_Supplied records_:

● ● ● ● ●

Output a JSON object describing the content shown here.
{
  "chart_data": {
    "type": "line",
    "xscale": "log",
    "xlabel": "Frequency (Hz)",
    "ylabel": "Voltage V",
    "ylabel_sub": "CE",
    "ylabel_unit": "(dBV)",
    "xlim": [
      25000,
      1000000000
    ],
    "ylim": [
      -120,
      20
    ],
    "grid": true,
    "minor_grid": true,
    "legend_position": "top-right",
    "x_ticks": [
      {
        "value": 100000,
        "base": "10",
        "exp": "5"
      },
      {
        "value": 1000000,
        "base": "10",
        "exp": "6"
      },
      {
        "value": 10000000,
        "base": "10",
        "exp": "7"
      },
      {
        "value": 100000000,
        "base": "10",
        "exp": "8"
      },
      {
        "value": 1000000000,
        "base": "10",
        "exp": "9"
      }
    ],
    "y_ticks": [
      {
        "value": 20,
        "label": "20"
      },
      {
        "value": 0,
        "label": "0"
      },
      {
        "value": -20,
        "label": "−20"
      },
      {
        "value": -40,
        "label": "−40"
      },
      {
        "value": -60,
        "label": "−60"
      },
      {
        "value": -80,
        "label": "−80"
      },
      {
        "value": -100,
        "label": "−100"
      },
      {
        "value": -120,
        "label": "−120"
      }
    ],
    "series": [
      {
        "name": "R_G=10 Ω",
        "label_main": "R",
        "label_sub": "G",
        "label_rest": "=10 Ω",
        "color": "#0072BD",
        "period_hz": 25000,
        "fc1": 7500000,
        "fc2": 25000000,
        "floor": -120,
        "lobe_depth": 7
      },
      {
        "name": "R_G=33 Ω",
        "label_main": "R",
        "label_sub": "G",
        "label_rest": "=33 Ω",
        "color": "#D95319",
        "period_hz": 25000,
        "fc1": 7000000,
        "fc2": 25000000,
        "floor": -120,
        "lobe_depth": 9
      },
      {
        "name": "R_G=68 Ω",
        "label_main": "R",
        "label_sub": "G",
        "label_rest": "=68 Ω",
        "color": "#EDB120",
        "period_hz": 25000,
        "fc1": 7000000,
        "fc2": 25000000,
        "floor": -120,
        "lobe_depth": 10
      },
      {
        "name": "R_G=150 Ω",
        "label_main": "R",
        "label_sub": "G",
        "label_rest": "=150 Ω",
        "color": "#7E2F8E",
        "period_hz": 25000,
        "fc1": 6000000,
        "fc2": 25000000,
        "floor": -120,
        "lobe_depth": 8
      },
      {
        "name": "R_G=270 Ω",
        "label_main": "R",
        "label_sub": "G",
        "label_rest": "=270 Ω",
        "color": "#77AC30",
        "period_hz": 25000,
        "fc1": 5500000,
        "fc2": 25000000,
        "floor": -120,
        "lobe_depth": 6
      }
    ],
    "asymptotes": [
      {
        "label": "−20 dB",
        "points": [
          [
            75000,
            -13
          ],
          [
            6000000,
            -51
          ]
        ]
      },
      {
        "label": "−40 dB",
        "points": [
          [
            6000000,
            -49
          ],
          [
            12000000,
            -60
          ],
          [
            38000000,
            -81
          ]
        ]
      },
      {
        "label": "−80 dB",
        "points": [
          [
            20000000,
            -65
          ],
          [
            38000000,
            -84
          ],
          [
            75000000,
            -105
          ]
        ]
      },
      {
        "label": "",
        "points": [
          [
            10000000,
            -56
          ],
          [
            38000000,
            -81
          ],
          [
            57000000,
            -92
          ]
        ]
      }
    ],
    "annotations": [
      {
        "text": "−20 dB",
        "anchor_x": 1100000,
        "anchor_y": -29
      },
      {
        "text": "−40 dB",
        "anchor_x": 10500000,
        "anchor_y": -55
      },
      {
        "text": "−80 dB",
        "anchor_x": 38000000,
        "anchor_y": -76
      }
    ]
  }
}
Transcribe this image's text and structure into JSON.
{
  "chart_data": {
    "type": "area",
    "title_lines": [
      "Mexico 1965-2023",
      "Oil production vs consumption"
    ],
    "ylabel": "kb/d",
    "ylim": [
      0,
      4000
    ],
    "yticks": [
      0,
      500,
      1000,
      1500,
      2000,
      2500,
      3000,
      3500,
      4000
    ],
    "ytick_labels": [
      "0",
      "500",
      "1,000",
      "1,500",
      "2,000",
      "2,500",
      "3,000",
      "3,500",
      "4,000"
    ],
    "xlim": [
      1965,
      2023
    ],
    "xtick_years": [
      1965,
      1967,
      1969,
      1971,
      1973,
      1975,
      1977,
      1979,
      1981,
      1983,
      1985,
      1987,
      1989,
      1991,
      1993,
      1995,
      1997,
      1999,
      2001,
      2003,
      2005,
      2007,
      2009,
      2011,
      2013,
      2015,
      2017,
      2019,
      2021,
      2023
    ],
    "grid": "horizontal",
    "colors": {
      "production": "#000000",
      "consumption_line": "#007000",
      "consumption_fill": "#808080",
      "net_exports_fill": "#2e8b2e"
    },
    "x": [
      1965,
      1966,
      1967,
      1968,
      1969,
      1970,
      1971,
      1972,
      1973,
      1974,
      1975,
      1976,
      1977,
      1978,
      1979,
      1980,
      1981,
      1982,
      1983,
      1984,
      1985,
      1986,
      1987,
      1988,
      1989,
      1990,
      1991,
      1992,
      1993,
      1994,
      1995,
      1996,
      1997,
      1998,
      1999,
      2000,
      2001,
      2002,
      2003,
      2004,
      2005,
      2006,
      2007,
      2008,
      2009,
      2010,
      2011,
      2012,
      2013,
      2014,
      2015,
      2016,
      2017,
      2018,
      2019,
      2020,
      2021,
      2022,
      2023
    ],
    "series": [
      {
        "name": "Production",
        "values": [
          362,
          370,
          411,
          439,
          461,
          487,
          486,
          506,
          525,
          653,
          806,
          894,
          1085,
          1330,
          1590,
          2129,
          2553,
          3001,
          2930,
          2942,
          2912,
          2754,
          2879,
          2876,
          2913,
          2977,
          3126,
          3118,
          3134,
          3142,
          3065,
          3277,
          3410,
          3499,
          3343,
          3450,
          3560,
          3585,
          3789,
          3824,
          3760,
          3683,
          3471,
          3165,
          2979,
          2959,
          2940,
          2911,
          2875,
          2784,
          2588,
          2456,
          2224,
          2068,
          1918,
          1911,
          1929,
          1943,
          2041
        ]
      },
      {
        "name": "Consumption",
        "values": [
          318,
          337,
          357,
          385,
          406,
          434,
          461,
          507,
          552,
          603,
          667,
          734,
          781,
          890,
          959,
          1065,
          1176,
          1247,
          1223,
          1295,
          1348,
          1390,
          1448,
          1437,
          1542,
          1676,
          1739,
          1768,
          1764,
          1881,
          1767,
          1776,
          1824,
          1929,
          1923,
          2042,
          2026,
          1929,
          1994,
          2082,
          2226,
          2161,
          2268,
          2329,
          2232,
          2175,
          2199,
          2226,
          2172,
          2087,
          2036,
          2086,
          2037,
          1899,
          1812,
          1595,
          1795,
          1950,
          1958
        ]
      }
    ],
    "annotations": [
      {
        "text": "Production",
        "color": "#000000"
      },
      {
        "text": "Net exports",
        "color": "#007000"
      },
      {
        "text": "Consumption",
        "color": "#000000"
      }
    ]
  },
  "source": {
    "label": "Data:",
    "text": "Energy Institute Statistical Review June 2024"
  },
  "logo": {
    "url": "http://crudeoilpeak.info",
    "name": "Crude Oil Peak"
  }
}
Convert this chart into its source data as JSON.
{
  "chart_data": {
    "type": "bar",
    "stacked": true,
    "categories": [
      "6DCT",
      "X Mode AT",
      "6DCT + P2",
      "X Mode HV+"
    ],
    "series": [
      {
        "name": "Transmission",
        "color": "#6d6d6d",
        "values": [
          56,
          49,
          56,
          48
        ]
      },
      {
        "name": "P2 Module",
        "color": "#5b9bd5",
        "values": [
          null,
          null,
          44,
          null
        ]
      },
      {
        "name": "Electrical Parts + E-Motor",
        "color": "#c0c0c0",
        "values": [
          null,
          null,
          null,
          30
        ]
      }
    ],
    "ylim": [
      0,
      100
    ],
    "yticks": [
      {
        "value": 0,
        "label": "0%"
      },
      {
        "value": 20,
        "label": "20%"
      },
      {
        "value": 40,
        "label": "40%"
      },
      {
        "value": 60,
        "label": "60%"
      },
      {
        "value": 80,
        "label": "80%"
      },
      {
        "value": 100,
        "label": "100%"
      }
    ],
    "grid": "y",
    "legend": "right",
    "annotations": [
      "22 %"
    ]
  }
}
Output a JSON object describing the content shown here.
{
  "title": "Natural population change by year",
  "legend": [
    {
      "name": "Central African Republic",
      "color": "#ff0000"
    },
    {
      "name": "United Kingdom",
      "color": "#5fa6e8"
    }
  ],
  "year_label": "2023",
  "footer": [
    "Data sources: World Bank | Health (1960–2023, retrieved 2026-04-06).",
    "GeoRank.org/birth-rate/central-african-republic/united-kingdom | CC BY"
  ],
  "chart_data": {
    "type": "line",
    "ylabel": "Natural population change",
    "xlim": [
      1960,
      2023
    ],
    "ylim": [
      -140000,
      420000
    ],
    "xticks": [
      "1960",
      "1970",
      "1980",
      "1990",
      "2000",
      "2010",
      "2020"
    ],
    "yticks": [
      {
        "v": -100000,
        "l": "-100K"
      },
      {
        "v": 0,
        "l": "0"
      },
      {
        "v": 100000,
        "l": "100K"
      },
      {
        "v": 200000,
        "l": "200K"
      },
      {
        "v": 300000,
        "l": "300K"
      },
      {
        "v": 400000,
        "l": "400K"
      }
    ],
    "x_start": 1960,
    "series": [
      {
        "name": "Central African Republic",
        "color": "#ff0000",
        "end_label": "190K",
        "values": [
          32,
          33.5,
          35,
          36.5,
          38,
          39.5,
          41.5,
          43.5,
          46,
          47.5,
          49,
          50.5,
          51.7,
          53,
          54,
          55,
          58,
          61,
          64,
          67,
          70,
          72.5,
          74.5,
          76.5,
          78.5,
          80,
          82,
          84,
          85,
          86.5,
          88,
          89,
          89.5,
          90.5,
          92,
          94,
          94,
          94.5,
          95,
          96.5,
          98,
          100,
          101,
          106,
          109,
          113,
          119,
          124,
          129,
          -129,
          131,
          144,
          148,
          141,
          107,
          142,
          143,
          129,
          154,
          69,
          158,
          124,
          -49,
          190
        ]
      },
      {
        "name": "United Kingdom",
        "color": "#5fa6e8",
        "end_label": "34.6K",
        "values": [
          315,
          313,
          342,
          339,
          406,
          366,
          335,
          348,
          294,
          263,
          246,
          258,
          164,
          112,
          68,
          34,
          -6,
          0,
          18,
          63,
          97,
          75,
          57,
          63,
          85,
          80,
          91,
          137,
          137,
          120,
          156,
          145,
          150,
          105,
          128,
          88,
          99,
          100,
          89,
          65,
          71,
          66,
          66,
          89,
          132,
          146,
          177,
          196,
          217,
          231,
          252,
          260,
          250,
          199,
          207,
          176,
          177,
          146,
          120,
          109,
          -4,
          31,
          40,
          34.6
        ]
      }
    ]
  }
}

● ● ● ● ●

_Short task_: From the listing above, collect every line that mentions the word "into".

_Exercise response_:
Transcribe this image's text and structure into JSON.
Convert this chart into its source data as JSON.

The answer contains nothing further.